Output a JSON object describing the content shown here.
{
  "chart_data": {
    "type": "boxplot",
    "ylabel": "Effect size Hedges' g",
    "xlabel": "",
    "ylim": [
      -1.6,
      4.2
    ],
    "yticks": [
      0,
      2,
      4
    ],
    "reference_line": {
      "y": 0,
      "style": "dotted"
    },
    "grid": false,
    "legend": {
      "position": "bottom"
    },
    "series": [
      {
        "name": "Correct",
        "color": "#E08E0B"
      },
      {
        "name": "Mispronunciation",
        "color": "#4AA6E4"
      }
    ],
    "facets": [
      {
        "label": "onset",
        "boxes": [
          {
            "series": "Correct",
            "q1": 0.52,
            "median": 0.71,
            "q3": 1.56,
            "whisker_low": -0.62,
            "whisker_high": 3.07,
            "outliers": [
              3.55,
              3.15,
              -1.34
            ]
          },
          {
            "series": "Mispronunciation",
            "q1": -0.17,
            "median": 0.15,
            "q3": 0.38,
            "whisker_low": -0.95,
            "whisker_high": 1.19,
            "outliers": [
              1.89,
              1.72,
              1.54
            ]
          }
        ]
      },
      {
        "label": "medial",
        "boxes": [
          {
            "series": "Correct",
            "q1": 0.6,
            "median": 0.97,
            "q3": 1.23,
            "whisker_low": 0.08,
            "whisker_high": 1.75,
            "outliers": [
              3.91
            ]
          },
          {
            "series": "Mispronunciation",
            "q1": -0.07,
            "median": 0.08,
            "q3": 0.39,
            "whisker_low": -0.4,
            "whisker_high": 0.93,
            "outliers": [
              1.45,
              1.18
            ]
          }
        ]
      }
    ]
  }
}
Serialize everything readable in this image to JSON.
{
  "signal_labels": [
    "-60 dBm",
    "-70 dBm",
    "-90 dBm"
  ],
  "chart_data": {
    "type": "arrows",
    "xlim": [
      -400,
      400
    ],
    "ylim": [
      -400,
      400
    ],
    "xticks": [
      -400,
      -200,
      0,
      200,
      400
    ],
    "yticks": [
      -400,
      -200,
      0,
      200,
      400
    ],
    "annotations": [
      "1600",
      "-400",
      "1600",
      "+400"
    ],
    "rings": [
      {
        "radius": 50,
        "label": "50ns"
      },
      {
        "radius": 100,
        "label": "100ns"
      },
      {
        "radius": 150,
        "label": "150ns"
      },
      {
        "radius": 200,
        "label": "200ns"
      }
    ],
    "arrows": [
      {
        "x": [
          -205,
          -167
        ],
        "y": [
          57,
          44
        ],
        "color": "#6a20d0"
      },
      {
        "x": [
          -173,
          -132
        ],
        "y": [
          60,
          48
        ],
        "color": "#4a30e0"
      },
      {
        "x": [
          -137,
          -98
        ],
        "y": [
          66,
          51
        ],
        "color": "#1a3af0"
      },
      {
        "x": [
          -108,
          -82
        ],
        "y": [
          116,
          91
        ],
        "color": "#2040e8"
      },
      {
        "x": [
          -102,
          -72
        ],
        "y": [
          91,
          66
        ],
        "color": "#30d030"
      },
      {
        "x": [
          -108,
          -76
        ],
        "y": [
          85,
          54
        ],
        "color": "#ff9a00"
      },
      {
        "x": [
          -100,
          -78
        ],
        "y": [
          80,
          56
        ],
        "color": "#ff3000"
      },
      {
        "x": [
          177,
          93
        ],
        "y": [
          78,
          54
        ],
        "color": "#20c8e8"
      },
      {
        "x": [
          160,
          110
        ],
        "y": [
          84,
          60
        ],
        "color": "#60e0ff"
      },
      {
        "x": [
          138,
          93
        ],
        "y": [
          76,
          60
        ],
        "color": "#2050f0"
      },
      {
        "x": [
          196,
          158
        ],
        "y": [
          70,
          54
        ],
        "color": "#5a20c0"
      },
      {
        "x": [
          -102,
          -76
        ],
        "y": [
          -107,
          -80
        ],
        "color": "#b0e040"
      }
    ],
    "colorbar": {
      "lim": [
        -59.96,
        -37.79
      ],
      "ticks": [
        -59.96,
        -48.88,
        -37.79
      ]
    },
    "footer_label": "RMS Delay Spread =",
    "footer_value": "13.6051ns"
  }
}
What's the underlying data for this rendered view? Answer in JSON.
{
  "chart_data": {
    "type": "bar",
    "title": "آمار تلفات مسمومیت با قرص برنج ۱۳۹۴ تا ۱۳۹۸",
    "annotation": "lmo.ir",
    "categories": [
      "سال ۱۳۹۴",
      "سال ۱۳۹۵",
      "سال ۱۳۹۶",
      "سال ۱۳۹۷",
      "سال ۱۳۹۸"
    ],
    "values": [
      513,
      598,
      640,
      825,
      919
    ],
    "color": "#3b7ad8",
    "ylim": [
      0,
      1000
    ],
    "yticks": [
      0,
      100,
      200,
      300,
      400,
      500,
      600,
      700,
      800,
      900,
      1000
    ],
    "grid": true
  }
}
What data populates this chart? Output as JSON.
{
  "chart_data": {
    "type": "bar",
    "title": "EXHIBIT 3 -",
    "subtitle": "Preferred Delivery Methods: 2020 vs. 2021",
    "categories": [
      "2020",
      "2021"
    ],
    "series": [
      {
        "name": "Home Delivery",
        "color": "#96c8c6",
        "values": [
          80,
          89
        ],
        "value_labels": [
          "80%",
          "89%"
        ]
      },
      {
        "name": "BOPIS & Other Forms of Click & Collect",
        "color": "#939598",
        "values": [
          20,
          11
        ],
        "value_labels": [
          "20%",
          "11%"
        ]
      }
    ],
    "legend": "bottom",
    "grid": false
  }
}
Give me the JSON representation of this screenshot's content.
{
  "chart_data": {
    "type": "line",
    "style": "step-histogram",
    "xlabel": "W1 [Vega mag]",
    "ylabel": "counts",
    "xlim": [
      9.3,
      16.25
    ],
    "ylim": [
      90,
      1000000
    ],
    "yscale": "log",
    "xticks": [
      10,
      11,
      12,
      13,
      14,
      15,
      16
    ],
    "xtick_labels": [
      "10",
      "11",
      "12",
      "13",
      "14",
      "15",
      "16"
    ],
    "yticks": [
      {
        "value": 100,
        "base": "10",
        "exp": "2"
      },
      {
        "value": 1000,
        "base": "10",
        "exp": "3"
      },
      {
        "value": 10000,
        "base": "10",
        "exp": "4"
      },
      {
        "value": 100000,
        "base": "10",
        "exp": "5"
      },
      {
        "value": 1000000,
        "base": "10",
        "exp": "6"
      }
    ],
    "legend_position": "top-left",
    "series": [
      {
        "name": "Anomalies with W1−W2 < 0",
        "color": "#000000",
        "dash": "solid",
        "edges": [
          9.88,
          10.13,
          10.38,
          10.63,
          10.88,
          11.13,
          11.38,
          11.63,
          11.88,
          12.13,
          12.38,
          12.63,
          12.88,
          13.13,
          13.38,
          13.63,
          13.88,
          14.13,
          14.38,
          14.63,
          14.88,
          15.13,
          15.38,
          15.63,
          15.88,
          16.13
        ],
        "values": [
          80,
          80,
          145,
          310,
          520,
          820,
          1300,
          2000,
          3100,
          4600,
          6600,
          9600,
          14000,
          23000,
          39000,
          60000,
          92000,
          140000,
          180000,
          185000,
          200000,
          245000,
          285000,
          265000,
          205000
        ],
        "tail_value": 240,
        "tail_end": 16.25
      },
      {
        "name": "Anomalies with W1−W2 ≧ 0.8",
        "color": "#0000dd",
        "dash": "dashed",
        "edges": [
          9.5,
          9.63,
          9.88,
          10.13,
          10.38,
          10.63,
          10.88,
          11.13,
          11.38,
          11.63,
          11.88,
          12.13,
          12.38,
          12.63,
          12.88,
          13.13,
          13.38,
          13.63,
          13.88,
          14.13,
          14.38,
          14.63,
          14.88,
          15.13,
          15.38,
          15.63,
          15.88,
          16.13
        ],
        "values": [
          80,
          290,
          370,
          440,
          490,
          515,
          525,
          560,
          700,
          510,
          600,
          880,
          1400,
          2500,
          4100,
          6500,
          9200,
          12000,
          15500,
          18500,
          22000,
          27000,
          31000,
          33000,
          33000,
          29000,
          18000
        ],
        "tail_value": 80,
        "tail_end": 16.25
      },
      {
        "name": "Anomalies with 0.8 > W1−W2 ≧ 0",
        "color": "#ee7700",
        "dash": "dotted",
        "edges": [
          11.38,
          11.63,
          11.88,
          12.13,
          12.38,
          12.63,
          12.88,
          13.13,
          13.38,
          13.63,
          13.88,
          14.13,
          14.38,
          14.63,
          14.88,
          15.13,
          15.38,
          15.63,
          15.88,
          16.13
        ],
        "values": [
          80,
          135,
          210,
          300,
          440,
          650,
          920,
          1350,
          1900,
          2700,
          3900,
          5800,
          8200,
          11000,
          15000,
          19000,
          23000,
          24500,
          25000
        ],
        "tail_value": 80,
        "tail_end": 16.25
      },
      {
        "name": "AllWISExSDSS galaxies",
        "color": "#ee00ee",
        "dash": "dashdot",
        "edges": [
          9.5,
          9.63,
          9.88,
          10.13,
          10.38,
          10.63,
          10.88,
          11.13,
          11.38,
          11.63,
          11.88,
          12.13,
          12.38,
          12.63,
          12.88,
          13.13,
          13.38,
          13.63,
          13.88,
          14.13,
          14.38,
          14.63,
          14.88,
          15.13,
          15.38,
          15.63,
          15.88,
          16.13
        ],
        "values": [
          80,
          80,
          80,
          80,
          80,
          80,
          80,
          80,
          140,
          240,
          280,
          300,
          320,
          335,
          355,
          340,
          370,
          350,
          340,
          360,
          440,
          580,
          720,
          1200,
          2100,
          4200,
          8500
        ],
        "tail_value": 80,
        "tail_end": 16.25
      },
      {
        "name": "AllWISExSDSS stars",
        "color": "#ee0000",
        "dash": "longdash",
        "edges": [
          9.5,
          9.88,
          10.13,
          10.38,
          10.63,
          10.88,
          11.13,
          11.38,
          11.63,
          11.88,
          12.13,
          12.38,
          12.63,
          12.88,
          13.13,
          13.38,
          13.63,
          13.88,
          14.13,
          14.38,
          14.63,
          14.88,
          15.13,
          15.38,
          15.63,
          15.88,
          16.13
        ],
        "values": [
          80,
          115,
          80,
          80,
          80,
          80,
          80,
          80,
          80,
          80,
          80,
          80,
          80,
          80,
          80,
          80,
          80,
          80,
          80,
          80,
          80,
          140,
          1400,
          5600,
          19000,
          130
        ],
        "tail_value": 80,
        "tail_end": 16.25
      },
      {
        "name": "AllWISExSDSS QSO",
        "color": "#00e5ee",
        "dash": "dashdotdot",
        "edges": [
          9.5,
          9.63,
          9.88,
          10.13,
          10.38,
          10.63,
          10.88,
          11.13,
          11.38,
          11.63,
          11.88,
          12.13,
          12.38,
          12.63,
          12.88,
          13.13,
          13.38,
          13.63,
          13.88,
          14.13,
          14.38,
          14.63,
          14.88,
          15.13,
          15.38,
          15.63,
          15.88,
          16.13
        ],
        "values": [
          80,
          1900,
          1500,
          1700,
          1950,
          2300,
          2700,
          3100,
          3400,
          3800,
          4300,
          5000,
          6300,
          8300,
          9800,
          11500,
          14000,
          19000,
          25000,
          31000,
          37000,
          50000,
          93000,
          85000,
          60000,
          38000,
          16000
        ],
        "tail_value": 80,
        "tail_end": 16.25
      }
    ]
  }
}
----------------------------------------
Counting only lines of the data above that hold "type", report the total and nothing else.

5